─── Data section ───

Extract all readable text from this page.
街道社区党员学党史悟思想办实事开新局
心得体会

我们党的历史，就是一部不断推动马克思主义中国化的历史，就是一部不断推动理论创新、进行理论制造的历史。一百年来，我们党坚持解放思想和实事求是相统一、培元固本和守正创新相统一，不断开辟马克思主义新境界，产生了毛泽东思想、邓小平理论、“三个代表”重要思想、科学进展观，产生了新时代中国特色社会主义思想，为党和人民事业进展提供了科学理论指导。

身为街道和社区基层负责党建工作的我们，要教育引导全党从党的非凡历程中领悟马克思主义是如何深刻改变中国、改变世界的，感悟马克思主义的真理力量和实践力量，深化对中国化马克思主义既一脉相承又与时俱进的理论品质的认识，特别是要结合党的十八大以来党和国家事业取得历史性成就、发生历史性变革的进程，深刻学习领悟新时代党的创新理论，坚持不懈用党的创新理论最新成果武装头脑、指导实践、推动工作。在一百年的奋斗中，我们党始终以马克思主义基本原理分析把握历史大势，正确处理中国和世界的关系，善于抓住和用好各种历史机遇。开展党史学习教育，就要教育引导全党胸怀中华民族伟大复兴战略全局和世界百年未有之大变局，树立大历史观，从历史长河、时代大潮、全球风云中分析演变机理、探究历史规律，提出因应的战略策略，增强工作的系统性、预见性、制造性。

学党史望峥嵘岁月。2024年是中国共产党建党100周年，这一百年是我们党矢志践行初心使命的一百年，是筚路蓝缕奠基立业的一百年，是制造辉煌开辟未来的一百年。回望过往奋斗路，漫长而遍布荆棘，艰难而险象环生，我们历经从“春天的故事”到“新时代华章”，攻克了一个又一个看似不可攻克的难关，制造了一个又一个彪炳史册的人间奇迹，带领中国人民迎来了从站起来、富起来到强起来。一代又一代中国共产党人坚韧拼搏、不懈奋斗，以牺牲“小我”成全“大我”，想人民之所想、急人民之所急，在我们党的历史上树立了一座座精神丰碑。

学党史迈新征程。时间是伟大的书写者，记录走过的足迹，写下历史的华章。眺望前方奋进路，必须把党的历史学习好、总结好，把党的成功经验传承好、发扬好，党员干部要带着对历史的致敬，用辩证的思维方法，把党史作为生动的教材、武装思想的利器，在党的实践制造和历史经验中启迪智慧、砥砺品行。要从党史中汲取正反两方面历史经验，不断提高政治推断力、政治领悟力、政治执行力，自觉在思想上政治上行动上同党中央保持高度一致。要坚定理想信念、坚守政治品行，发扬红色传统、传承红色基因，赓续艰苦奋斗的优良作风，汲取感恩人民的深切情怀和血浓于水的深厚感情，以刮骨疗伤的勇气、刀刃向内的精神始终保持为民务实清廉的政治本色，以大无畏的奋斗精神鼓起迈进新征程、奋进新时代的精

───

* [What needs to be done] Quote all of the entries exactly as they appear.

* [Expected answer]
Extract all readable text from this page.
街道社区党员学党史悟思想办实事开新局
心得体会

我们党的历史，就是一部不断推动马克思主义中国化的历史，就是一部不断推动理论创新、进行理论制造的历史。一百年来，我们党坚持解放思想和实事求是相统一、培元固本和守正创新相统一，不断开辟马克思主义新境界，产生了毛泽东思想、邓小平理论、“三个代表”重要思想、科学进展观，产生了新时代中国特色社会主义思想，为党和人民事业进展提供了科学理论指导。

身为街道和社区基层负责党建工作的我们，要教育引导全党从党的非凡历程中领悟马克思主义是如何深刻改变中国、改变世界的，感悟马克思主义的真理力量和实践力量，深化对中国化马克思主义既一脉相承又与时俱进的理论品质的认识，特别是要结合党的十八大以来党和国家事业取得历史性成就、发生历史性变革的进程，深刻学习领悟新时代党的创新理论，坚持不懈用党的创新理论最新成果武装头脑、指导实践、推动工作。在一百年的奋斗中，我们党始终以马克思主义基本原理分析把握历史大势，正确处理中国和世界的关系，善于抓住和用好各种历史机遇。开展党史学习教育，就要教育引导全党胸怀中华民族伟大复兴战略全局和世界百年未有之大变局，树立大历史观，从历史长河、时代大潮、全球风云中分析演变机理、探究历史规律，提出因应的战略策略，增强工作的系统性、预见性、制造性。

学党史望峥嵘岁月。2024年是中国共产党建党100周年，这一百年是我们党矢志践行初心使命的一百年，是筚路蓝缕奠基立业的一百年，是制造辉煌开辟未来的一百年。回望过往奋斗路，漫长而遍布荆棘，艰难而险象环生，我们历经从“春天的故事”到“新时代华章”，攻克了一个又一个看似不可攻克的难关，制造了一个又一个彪炳史册的人间奇迹，带领中国人民迎来了从站起来、富起来到强起来。一代又一代中国共产党人坚韧拼搏、不懈奋斗，以牺牲“小我”成全“大我”，想人民之所想、急人民之所急，在我们党的历史上树立了一座座精神丰碑。

学党史迈新征程。时间是伟大的书写者，记录走过的足迹，写下历史的华章。眺望前方奋进路，必须把党的历史学习好、总结好，把党的成功经验传承好、发扬好，党员干部要带着对历史的致敬，用辩证的思维方法，把党史作为生动的教材、武装思想的利器，在党的实践制造和历史经验中启迪智慧、砥砺品行。要从党史中汲取正反两方面历史经验，不断提高政治推断力、政治领悟力、政治执行力，自觉在思想上政治上行动上同党中央保持高度一致。要坚定理想信念、坚守政治品行，发扬红色传统、传承红色基因，赓续艰苦奋斗的优良作风，汲取感恩人民的深切情怀和血浓于水的深厚感情，以刮骨疗伤的勇气、刀刃向内的精神始终保持为民务实清廉的政治本色，以大无畏的奋斗精神鼓起迈进新征程、奋进新时代的精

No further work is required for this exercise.